Set exercise - From the listing below, extract every line containing "camera".

(Dataset records)

◇ ◇ ◇

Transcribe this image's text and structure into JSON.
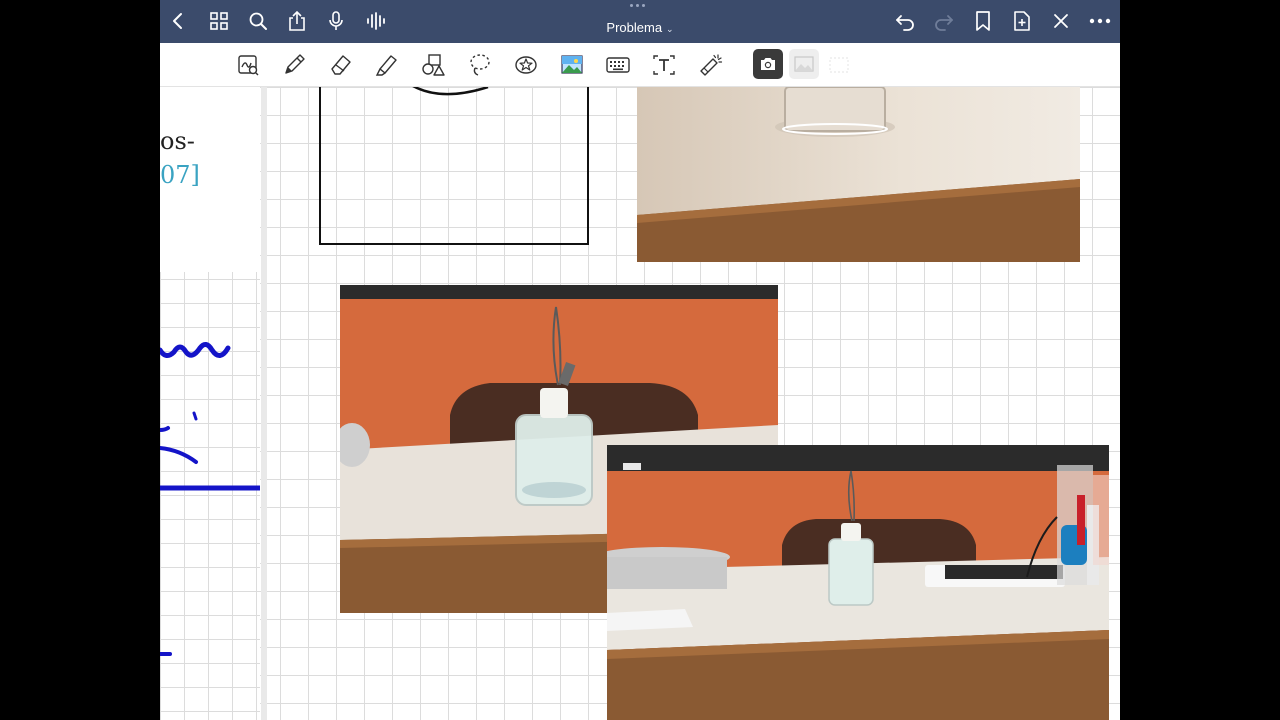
{
  "app": {
    "title": "Problema",
    "title_chevron": "⌄"
  },
  "topbar": {
    "left_icons": [
      "back-icon",
      "grid-icon",
      "search-icon",
      "share-icon",
      "microphone-icon",
      "audio-waveform-icon"
    ],
    "right_icons": [
      "undo-icon",
      "redo-icon",
      "bookmark-icon",
      "add-page-icon",
      "close-icon",
      "more-icon"
    ]
  },
  "toolbar": {
    "tools": [
      "scan-text-tool",
      "pen-tool",
      "eraser-tool",
      "highlighter-tool",
      "shapes-tool",
      "lasso-tool",
      "sticker-tool",
      "image-tool",
      "keyboard-tool",
      "text-tool",
      "laser-pointer-tool",
      "camera-tool",
      "image-select-tool"
    ],
    "active_tool": "camera-tool"
  },
  "page": {
    "pdf_text_line1": "os-",
    "pdf_text_line2": "07]"
  },
  "colors": {
    "topbar": "#3b4b6b",
    "ink_blue": "#1414c8",
    "pdf_link": "#3aa3c2",
    "wall": "#d56a3d",
    "bench": "#e8e2da",
    "wood": "#8a5a33"
  }
}
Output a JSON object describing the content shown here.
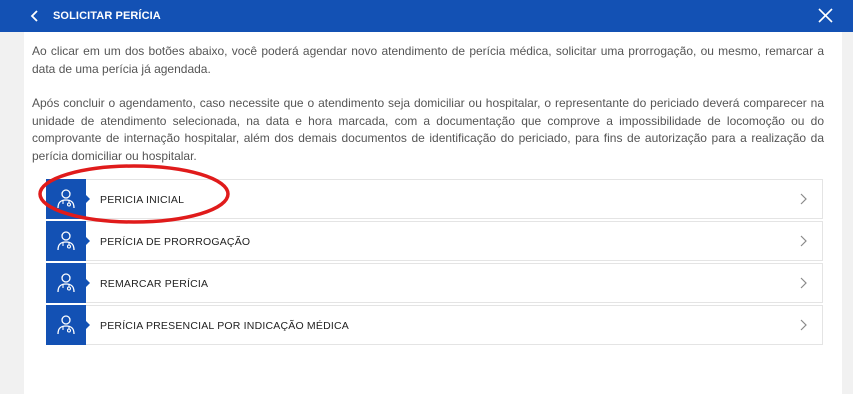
{
  "header": {
    "title": "SOLICITAR PERÍCIA",
    "back_icon": "chevron-left-icon",
    "close_icon": "close-icon",
    "background": "#1351b4"
  },
  "intro": {
    "paragraph_1": "Ao clicar em um dos botões abaixo, você poderá agendar novo atendimento de perícia médica, solicitar uma prorrogação, ou mesmo, remarcar a data de uma perícia já agendada.",
    "paragraph_2": "Após concluir o agendamento, caso necessite que o atendimento seja domiciliar ou hospitalar, o representante do periciado deverá comparecer na unidade de atendimento selecionada, na data e hora marcada, com a documentação que comprove a impossibilidade de locomoção ou do comprovante de internação hospitalar, além dos demais documentos de identificação do periciado, para fins de autorização para a realização da perícia domiciliar ou hospitalar."
  },
  "menu": {
    "items": [
      {
        "label": "PERICIA INICIAL",
        "icon": "doctor-icon"
      },
      {
        "label": "PERÍCIA DE PRORROGAÇÃO",
        "icon": "doctor-icon"
      },
      {
        "label": "REMARCAR PERÍCIA",
        "icon": "doctor-icon"
      },
      {
        "label": "PERÍCIA PRESENCIAL POR INDICAÇÃO MÉDICA",
        "icon": "doctor-icon"
      }
    ],
    "icon_background": "#1351b4",
    "chevron_icon": "chevron-right-icon"
  },
  "annotation": {
    "shape": "ellipse",
    "color": "#e01b1b"
  }
}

◇ ◇ ◇

Solution for this task -
      "camera-tool",
    "active_tool": "camera-tool"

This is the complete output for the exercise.